> **Problem**: Reproduce all of the material word for word.

==== Records supplied ====

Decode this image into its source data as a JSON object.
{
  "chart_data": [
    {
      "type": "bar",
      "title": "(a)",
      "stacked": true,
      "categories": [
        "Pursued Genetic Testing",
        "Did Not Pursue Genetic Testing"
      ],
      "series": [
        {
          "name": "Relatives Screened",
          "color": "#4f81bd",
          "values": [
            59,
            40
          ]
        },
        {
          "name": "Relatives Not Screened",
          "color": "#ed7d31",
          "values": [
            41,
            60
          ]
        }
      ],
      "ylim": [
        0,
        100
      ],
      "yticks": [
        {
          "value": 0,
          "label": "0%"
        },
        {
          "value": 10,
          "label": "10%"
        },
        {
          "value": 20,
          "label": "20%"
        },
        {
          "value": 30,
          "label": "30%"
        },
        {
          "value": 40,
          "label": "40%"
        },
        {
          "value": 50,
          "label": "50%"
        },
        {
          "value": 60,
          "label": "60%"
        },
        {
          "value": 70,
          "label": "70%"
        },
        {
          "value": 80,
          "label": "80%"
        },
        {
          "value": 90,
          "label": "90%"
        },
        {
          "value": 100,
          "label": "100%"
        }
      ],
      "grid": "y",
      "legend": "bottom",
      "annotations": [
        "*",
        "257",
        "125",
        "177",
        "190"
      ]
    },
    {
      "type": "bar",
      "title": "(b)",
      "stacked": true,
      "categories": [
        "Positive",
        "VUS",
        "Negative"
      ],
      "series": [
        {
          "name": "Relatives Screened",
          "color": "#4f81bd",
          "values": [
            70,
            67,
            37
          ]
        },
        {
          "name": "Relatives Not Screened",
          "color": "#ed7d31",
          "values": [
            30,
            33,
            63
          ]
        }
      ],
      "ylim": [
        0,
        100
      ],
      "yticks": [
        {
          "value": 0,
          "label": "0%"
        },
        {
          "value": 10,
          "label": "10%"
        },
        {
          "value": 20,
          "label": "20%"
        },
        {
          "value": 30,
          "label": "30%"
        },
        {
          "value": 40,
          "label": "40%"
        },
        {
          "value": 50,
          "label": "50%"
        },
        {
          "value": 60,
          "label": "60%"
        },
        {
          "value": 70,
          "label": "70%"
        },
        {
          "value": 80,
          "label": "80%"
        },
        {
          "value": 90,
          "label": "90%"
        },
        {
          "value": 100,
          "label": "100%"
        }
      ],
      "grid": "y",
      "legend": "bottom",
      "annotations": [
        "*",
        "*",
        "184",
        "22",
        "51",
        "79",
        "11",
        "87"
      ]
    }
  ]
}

====

> **Response**:
Decode this image into its source data as a JSON object.
{
  "chart_data": [
    {
      "type": "bar",
      "title": "(a)",
      "stacked": true,
      "categories": [
        "Pursued Genetic Testing",
        "Did Not Pursue Genetic Testing"
      ],
      "series": [
        {
          "name": "Relatives Screened",
          "color": "#4f81bd",
          "values": [
            59,
            40
          ]
        },
        {
          "name": "Relatives Not Screened",
          "color": "#ed7d31",
          "values": [
            41,
            60
          ]
        }
      ],
      "ylim": [
        0,
        100
      ],
      "yticks": [
        {
          "value": 0,
          "label": "0%"
        },
        {
          "value": 10,
          "label": "10%"
        },
        {
          "value": 20,
          "label": "20%"
        },
        {
          "value": 30,
          "label": "30%"
        },
        {
          "value": 40,
          "label": "40%"
        },
        {
          "value": 50,
          "label": "50%"
        },
        {
          "value": 60,
          "label": "60%"
        },
        {
          "value": 70,
          "label": "70%"
        },
        {
          "value": 80,
          "label": "80%"
        },
        {
          "value": 90,
          "label": "90%"
        },
        {
          "value": 100,
          "label": "100%"
        }
      ],
      "grid": "y",
      "legend": "bottom",
      "annotations": [
        "*",
        "257",
        "125",
        "177",
        "190"
      ]
    },
    {
      "type": "bar",
      "title": "(b)",
      "stacked": true,
      "categories": [
        "Positive",
        "VUS",
        "Negative"
      ],
      "series": [
        {
          "name": "Relatives Screened",
          "color": "#4f81bd",
          "values": [
            70,
            67,
            37
          ]
        },
        {
          "name": "Relatives Not Screened",
          "color": "#ed7d31",
          "values": [
            30,
            33,
            63
          ]
        }
      ],
      "ylim": [
        0,
        100
      ],
      "yticks": [
        {
          "value": 0,
          "label": "0%"
        },
        {
          "value": 10,
          "label": "10%"
        },
        {
          "value": 20,
          "label": "20%"
        },
        {
          "value": 30,
          "label": "30%"
        },
        {
          "value": 40,
          "label": "40%"
        },
        {
          "value": 50,
          "label": "50%"
        },
        {
          "value": 60,
          "label": "60%"
        },
        {
          "value": 70,
          "label": "70%"
        },
        {
          "value": 80,
          "label": "80%"
        },
        {
          "value": 90,
          "label": "90%"
        },
        {
          "value": 100,
          "label": "100%"
        }
      ],
      "grid": "y",
      "legend": "bottom",
      "annotations": [
        "*",
        "*",
        "184",
        "22",
        "51",
        "79",
        "11",
        "87"
      ]
    }
  ]
}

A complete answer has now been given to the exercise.